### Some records
━━━
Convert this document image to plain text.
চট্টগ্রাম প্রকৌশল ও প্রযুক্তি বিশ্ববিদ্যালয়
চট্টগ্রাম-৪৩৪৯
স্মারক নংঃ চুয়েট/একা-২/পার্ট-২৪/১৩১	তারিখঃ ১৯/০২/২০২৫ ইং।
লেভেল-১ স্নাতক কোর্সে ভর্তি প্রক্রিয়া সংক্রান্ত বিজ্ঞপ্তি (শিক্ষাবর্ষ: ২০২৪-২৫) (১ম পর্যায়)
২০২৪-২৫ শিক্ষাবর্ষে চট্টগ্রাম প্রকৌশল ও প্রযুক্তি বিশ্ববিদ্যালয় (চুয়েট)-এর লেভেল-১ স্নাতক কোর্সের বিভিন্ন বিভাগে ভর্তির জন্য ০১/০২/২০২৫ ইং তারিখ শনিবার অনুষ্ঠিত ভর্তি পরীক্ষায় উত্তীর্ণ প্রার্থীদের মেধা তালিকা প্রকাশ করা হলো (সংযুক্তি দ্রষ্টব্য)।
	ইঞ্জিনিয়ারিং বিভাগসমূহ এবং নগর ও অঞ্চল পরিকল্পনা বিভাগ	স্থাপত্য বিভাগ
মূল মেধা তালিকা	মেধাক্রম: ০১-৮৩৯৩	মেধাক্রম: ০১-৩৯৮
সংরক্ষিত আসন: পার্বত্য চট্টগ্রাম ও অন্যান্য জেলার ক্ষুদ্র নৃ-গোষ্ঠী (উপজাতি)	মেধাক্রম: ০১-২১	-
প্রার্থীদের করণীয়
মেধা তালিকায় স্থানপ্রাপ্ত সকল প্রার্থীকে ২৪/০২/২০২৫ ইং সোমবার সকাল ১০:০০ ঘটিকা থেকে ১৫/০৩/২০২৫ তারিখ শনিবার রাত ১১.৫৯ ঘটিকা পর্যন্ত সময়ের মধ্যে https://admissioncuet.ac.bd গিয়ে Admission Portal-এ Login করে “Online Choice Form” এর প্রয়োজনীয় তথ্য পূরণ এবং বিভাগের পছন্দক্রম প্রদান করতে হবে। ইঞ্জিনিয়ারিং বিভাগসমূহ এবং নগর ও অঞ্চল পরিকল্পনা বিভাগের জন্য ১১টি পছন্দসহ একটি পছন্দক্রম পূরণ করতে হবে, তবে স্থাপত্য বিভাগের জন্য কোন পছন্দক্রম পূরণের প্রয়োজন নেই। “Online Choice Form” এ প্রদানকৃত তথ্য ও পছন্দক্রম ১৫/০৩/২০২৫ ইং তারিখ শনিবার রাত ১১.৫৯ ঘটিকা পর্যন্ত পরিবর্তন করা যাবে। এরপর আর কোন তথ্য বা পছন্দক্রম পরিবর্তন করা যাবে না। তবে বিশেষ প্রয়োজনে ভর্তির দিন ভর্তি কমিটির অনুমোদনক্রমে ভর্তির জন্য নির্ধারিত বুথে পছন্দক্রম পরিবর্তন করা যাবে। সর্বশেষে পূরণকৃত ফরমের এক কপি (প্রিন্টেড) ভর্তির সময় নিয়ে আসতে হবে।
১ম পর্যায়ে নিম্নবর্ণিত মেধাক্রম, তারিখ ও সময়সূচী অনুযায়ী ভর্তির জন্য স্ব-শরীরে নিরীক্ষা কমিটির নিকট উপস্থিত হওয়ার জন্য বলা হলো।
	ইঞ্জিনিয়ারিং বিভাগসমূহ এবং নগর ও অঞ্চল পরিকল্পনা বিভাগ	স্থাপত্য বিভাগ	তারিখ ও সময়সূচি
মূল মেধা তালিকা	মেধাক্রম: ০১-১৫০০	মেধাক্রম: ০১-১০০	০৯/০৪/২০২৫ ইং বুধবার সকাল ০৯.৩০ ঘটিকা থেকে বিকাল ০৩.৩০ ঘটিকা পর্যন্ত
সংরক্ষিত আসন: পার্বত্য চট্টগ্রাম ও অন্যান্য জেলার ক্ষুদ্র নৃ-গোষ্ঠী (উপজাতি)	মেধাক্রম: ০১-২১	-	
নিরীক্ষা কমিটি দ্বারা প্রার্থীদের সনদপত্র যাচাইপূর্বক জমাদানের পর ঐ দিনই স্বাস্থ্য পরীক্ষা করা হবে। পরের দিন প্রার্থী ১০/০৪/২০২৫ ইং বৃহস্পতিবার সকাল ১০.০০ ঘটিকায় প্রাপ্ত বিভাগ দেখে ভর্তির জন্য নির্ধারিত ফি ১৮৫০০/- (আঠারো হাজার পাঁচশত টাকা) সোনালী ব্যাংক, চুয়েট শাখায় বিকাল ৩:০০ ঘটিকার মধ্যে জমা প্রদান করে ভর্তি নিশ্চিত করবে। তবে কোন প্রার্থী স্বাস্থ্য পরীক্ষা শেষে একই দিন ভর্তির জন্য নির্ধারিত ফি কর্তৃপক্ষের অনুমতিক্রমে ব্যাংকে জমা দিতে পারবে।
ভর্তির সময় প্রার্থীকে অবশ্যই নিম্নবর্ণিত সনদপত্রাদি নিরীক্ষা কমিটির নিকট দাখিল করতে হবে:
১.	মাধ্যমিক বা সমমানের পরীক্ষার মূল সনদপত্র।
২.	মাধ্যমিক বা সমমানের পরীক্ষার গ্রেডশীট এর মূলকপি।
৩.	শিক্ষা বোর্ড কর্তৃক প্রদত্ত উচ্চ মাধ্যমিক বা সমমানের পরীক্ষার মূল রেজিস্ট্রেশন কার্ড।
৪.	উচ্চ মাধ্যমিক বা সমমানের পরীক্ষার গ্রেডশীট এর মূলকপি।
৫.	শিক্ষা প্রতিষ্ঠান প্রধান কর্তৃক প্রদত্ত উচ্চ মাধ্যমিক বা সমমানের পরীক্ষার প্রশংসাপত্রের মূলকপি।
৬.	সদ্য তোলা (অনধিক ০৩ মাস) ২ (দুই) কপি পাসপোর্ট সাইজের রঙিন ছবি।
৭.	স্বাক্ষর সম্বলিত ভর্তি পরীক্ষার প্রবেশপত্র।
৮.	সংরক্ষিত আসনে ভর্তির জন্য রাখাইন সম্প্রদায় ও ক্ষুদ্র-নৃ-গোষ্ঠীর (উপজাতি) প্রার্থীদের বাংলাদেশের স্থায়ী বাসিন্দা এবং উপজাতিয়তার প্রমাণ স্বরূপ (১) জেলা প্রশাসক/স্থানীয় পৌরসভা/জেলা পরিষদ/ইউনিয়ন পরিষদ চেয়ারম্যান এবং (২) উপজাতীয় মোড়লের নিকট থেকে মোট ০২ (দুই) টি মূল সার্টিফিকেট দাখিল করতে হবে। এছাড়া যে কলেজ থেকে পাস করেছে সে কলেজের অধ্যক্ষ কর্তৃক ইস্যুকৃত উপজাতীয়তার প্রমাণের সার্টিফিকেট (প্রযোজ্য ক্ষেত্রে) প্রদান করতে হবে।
━━━
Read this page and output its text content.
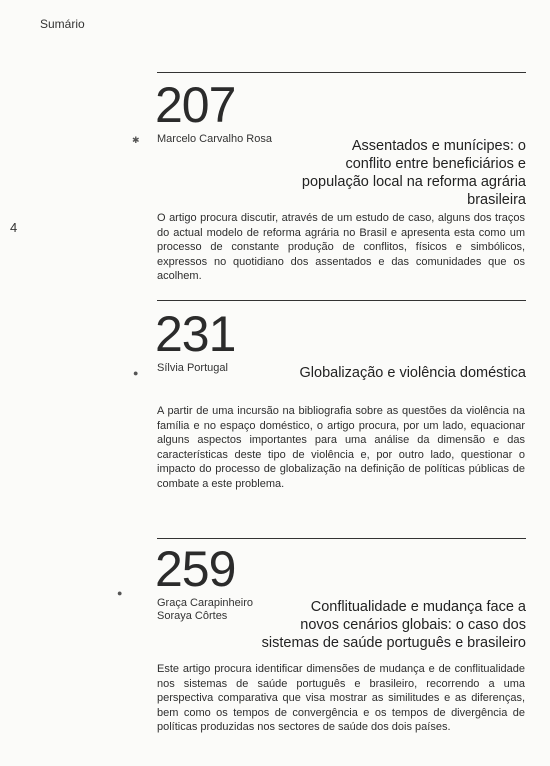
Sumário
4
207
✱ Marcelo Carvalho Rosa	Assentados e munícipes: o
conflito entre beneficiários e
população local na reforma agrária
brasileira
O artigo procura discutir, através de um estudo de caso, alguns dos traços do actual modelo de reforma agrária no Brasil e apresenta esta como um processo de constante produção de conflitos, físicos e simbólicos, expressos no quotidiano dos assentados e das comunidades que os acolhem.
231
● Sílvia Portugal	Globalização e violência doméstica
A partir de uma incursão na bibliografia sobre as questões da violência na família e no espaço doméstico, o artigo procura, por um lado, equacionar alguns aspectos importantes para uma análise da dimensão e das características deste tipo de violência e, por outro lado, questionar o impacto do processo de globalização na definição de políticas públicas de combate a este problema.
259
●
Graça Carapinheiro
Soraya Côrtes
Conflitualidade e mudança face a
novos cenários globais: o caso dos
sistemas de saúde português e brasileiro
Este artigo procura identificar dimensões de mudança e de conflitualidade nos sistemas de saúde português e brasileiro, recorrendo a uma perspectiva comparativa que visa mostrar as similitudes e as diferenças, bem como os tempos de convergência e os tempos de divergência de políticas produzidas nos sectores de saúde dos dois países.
━━━
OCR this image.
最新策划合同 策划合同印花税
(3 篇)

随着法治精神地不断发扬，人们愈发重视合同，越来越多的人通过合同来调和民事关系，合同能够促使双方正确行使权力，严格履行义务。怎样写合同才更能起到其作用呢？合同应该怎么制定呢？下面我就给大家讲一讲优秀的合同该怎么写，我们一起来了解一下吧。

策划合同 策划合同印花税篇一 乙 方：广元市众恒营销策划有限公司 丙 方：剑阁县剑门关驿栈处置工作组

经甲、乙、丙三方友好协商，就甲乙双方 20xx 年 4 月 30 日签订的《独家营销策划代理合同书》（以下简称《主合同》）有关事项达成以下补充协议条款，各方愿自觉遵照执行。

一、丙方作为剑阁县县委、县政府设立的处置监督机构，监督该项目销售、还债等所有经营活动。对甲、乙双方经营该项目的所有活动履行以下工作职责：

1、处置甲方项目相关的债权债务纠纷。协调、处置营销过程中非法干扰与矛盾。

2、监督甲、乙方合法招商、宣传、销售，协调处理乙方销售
━━━
### EXERCISE TASK
Which lines hold the word "sistemas"? Copy all of them.

### OUTPUT BELOW
sistemas de saúde português e brasileiro
Este artigo procura identificar dimensões de mudança e de conflitualidade nos sistemas de saúde português e brasileiro, recorrendo a uma perspectiva comparativa que visa mostrar as similitudes e as diferenças, bem como os tempos de convergência e os tempos de divergência de políticas produzidas nos sectores de saúde dos dois países.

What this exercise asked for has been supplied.